- [DATASET RECORDS]
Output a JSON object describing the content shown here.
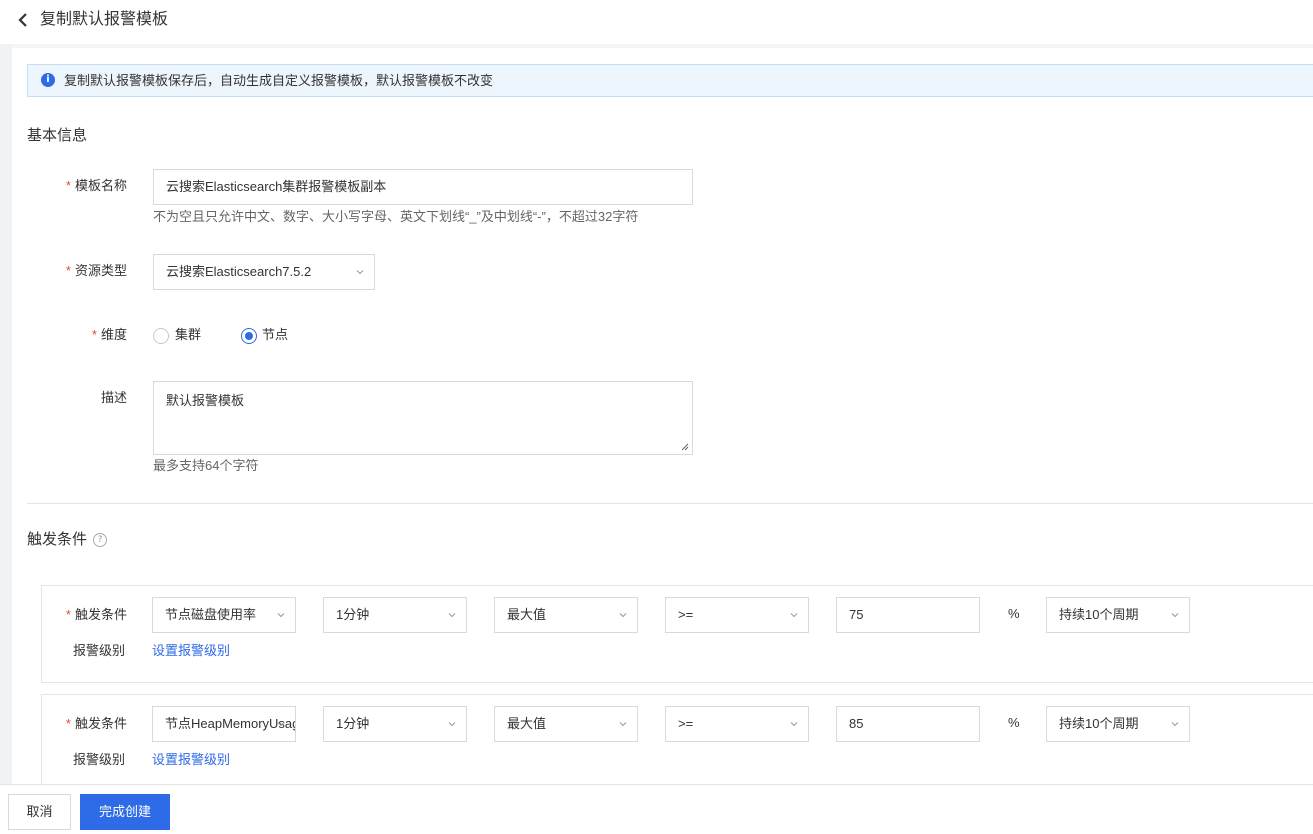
{
  "header": {
    "title": "复制默认报警模板"
  },
  "notice": {
    "text": "复制默认报警模板保存后，自动生成自定义报警模板，默认报警模板不改变"
  },
  "basic_info": {
    "section_title": "基本信息",
    "template_name": {
      "label": "模板名称",
      "value": "云搜索Elasticsearch集群报警模板副本",
      "hint": "不为空且只允许中文、数字、大小写字母、英文下划线“_”及中划线“-”，不超过32字符"
    },
    "resource_type": {
      "label": "资源类型",
      "value": "云搜索Elasticsearch7.5.2"
    },
    "dimension": {
      "label": "维度",
      "options": [
        "集群",
        "节点"
      ],
      "selected": "节点"
    },
    "description": {
      "label": "描述",
      "value": "默认报警模板",
      "hint": "最多支持64个字符"
    }
  },
  "trigger": {
    "section_title": "触发条件",
    "condition_label": "触发条件",
    "level_label": "报警级别",
    "set_level_link": "设置报警级别",
    "rules": [
      {
        "metric": "节点磁盘使用率",
        "period": "1分钟",
        "stat": "最大值",
        "operator": ">=",
        "threshold": "75",
        "unit": "%",
        "duration": "持续10个周期"
      },
      {
        "metric": "节点HeapMemoryUsage",
        "period": "1分钟",
        "stat": "最大值",
        "operator": ">=",
        "threshold": "85",
        "unit": "%",
        "duration": "持续10个周期"
      }
    ]
  },
  "footer": {
    "cancel": "取消",
    "submit": "完成创建"
  },
  "colors": {
    "primary": "#2e6be6",
    "required": "#e54545",
    "notice_bg": "#eef6fd"
  }
}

- [WRITTEN PROBLEM] Extract all lines of the records above that include "metric".

- [REPLY]
        "metric": "节点磁盘使用率",
        "metric": "节点HeapMemoryUsage",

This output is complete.